**Challenge**
The records below need retyping in full; give them again exactly.

**Task material**
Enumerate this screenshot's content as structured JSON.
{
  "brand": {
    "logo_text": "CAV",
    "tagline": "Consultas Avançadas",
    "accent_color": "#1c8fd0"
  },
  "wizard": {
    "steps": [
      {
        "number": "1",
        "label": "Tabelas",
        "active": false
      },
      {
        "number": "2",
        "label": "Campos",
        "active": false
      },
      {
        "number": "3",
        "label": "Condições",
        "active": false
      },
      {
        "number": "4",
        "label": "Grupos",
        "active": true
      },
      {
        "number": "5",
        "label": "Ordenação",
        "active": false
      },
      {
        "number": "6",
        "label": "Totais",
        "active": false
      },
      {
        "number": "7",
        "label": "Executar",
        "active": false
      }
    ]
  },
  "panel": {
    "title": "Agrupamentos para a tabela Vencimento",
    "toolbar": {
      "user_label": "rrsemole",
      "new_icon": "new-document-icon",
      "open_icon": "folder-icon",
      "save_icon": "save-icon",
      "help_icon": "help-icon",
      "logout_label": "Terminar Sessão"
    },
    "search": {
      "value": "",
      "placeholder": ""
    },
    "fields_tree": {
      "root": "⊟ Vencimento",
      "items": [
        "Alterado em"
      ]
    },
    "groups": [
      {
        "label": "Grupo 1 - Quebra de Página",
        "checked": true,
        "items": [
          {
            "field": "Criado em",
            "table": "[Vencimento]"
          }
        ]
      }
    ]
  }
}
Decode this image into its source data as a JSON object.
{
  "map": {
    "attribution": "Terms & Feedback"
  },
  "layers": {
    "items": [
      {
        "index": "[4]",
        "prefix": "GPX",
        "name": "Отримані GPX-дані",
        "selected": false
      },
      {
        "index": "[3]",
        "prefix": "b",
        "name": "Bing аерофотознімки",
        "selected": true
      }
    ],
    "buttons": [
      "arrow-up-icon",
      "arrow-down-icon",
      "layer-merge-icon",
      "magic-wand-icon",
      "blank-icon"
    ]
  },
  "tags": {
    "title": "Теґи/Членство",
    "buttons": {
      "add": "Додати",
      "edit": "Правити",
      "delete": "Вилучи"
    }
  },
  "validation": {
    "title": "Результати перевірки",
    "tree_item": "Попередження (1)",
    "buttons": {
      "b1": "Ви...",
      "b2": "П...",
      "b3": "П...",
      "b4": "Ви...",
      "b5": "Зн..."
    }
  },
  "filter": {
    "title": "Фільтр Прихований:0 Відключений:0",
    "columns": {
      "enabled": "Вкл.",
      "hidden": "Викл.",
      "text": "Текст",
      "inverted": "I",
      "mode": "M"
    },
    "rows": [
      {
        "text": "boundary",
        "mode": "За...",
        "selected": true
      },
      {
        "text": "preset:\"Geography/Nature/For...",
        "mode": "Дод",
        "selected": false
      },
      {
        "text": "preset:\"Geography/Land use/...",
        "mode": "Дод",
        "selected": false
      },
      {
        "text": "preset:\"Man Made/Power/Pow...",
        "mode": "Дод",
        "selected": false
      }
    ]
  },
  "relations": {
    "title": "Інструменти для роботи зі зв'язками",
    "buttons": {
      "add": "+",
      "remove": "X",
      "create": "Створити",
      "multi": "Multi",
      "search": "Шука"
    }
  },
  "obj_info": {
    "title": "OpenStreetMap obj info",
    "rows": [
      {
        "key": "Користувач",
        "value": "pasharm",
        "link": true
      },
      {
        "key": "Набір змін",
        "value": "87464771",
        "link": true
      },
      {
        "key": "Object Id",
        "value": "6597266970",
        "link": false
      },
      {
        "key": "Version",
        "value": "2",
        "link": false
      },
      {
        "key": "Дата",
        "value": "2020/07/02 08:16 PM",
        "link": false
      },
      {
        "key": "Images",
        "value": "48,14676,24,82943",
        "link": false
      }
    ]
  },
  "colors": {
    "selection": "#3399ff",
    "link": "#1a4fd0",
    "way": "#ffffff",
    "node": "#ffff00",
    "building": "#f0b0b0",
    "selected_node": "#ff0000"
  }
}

**The solution**
Enumerate this screenshot's content as structured JSON.
{
  "brand": {
    "logo_text": "CAV",
    "tagline": "Consultas Avançadas",
    "accent_color": "#1c8fd0"
  },
  "wizard": {
    "steps": [
      {
        "number": "1",
        "label": "Tabelas",
        "active": false
      },
      {
        "number": "2",
        "label": "Campos",
        "active": false
      },
      {
        "number": "3",
        "label": "Condições",
        "active": false
      },
      {
        "number": "4",
        "label": "Grupos",
        "active": true
      },
      {
        "number": "5",
        "label": "Ordenação",
        "active": false
      },
      {
        "number": "6",
        "label": "Totais",
        "active": false
      },
      {
        "number": "7",
        "label": "Executar",
        "active": false
      }
    ]
  },
  "panel": {
    "title": "Agrupamentos para a tabela Vencimento",
    "toolbar": {
      "user_label": "rrsemole",
      "new_icon": "new-document-icon",
      "open_icon": "folder-icon",
      "save_icon": "save-icon",
      "help_icon": "help-icon",
      "logout_label": "Terminar Sessão"
    },
    "search": {
      "value": "",
      "placeholder": ""
    },
    "fields_tree": {
      "root": "⊟ Vencimento",
      "items": [
        "Alterado em"
      ]
    },
    "groups": [
      {
        "label": "Grupo 1 - Quebra de Página",
        "checked": true,
        "items": [
          {
            "field": "Criado em",
            "table": "[Vencimento]"
          }
        ]
      }
    ]
  }
}
Decode this image into its source data as a JSON object.
{
  "map": {
    "attribution": "Terms & Feedback"
  },
  "layers": {
    "items": [
      {
        "index": "[4]",
        "prefix": "GPX",
        "name": "Отримані GPX-дані",
        "selected": false
      },
      {
        "index": "[3]",
        "prefix": "b",
        "name": "Bing аерофотознімки",
        "selected": true
      }
    ],
    "buttons": [
      "arrow-up-icon",
      "arrow-down-icon",
      "layer-merge-icon",
      "magic-wand-icon",
      "blank-icon"
    ]
  },
  "tags": {
    "title": "Теґи/Членство",
    "buttons": {
      "add": "Додати",
      "edit": "Правити",
      "delete": "Вилучи"
    }
  },
  "validation": {
    "title": "Результати перевірки",
    "tree_item": "Попередження (1)",
    "buttons": {
      "b1": "Ви...",
      "b2": "П...",
      "b3": "П...",
      "b4": "Ви...",
      "b5": "Зн..."
    }
  },
  "filter": {
    "title": "Фільтр Прихований:0 Відключений:0",
    "columns": {
      "enabled": "Вкл.",
      "hidden": "Викл.",
      "text": "Текст",
      "inverted": "I",
      "mode": "M"
    },
    "rows": [
      {
        "text": "boundary",
        "mode": "За...",
        "selected": true
      },
      {
        "text": "preset:\"Geography/Nature/For...",
        "mode": "Дод",
        "selected": false
      },
      {
        "text": "preset:\"Geography/Land use/...",
        "mode": "Дод",
        "selected": false
      },
      {
        "text": "preset:\"Man Made/Power/Pow...",
        "mode": "Дод",
        "selected": false
      }
    ]
  },
  "relations": {
    "title": "Інструменти для роботи зі зв'язками",
    "buttons": {
      "add": "+",
      "remove": "X",
      "create": "Створити",
      "multi": "Multi",
      "search": "Шука"
    }
  },
  "obj_info": {
    "title": "OpenStreetMap obj info",
    "rows": [
      {
        "key": "Користувач",
        "value": "pasharm",
        "link": true
      },
      {
        "key": "Набір змін",
        "value": "87464771",
        "link": true
      },
      {
        "key": "Object Id",
        "value": "6597266970",
        "link": false
      },
      {
        "key": "Version",
        "value": "2",
        "link": false
      },
      {
        "key": "Дата",
        "value": "2020/07/02 08:16 PM",
        "link": false
      },
      {
        "key": "Images",
        "value": "48,14676,24,82943",
        "link": false
      }
    ]
  },
  "colors": {
    "selection": "#3399ff",
    "link": "#1a4fd0",
    "way": "#ffffff",
    "node": "#ffff00",
    "building": "#f0b0b0",
    "selected_node": "#ff0000"
  }
}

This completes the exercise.